Aim: Extract each line from the data below that contains the string "left".

Data shown:
▼▼▼

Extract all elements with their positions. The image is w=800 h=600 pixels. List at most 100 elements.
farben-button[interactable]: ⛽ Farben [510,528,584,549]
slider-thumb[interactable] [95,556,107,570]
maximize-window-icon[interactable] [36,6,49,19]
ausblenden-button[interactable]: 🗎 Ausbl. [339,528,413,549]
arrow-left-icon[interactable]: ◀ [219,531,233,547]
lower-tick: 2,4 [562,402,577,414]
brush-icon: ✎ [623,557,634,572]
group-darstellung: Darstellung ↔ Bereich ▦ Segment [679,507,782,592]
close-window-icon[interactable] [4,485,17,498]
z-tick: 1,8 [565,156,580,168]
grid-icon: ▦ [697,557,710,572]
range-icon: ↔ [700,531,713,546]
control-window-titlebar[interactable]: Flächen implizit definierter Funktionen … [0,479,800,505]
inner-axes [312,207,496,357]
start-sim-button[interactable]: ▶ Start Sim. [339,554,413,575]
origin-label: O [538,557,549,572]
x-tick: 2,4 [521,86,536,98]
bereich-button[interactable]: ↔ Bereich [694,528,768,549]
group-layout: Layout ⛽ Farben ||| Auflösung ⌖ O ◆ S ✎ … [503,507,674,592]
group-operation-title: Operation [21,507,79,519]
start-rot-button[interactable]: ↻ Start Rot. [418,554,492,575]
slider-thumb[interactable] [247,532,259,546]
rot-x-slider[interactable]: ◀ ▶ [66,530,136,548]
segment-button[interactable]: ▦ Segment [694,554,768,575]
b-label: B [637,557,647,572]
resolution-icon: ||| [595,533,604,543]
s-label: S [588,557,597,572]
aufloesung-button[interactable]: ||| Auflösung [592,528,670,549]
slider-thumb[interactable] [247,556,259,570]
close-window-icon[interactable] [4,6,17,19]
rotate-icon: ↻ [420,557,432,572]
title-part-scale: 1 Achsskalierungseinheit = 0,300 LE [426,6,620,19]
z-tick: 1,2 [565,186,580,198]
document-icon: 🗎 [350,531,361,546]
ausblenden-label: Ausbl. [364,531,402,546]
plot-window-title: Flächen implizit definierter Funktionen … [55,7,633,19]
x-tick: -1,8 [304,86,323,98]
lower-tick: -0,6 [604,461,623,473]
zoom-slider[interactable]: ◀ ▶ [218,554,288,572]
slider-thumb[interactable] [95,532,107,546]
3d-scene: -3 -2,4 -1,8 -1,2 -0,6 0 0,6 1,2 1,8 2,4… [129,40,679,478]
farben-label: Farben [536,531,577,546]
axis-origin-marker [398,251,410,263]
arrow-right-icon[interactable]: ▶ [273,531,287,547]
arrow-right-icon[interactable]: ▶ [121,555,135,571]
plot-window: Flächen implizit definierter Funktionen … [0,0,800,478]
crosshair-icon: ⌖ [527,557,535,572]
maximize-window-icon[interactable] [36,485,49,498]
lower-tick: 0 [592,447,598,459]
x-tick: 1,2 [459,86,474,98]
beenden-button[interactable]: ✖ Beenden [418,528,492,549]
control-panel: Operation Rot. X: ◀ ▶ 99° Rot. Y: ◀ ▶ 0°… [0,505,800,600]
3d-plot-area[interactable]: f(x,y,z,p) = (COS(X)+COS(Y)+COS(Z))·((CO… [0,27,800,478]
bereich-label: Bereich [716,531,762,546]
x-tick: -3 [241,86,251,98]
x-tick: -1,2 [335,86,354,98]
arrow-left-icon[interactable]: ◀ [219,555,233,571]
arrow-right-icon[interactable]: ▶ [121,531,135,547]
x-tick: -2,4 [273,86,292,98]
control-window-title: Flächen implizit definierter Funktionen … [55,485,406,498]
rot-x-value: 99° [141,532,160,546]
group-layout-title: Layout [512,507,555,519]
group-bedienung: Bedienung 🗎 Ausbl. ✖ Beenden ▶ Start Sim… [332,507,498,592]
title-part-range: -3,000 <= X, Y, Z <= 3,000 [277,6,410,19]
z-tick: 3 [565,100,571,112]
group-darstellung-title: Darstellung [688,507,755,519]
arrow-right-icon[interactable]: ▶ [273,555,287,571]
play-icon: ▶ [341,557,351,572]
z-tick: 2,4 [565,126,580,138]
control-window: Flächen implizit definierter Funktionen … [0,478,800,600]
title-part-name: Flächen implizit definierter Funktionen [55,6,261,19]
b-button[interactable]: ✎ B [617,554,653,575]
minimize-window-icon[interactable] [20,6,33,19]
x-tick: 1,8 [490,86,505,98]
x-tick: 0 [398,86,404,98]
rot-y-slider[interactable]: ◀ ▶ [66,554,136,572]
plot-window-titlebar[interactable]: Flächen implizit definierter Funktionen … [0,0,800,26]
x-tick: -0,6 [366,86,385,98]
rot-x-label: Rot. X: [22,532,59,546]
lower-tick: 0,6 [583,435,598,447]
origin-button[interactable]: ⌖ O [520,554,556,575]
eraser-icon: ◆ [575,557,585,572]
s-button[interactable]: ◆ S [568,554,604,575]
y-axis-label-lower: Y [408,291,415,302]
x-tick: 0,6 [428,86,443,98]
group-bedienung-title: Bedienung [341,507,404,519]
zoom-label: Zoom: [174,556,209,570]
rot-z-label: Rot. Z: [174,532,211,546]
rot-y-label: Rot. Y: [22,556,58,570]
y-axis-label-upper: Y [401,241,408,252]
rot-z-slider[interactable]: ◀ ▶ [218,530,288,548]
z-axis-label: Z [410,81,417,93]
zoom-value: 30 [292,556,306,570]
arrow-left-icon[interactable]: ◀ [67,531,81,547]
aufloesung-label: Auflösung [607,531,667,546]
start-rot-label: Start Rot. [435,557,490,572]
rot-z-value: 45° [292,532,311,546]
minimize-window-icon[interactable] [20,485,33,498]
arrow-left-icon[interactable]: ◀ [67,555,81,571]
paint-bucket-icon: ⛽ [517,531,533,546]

▲▲▲

Response to this task:
arrow-left-icon[interactable]: ◀ [219,531,233,547]
arrow-left-icon[interactable]: ◀ [219,555,233,571]
arrow-left-icon[interactable]: ◀ [67,531,81,547]
arrow-left-icon[interactable]: ◀ [67,555,81,571]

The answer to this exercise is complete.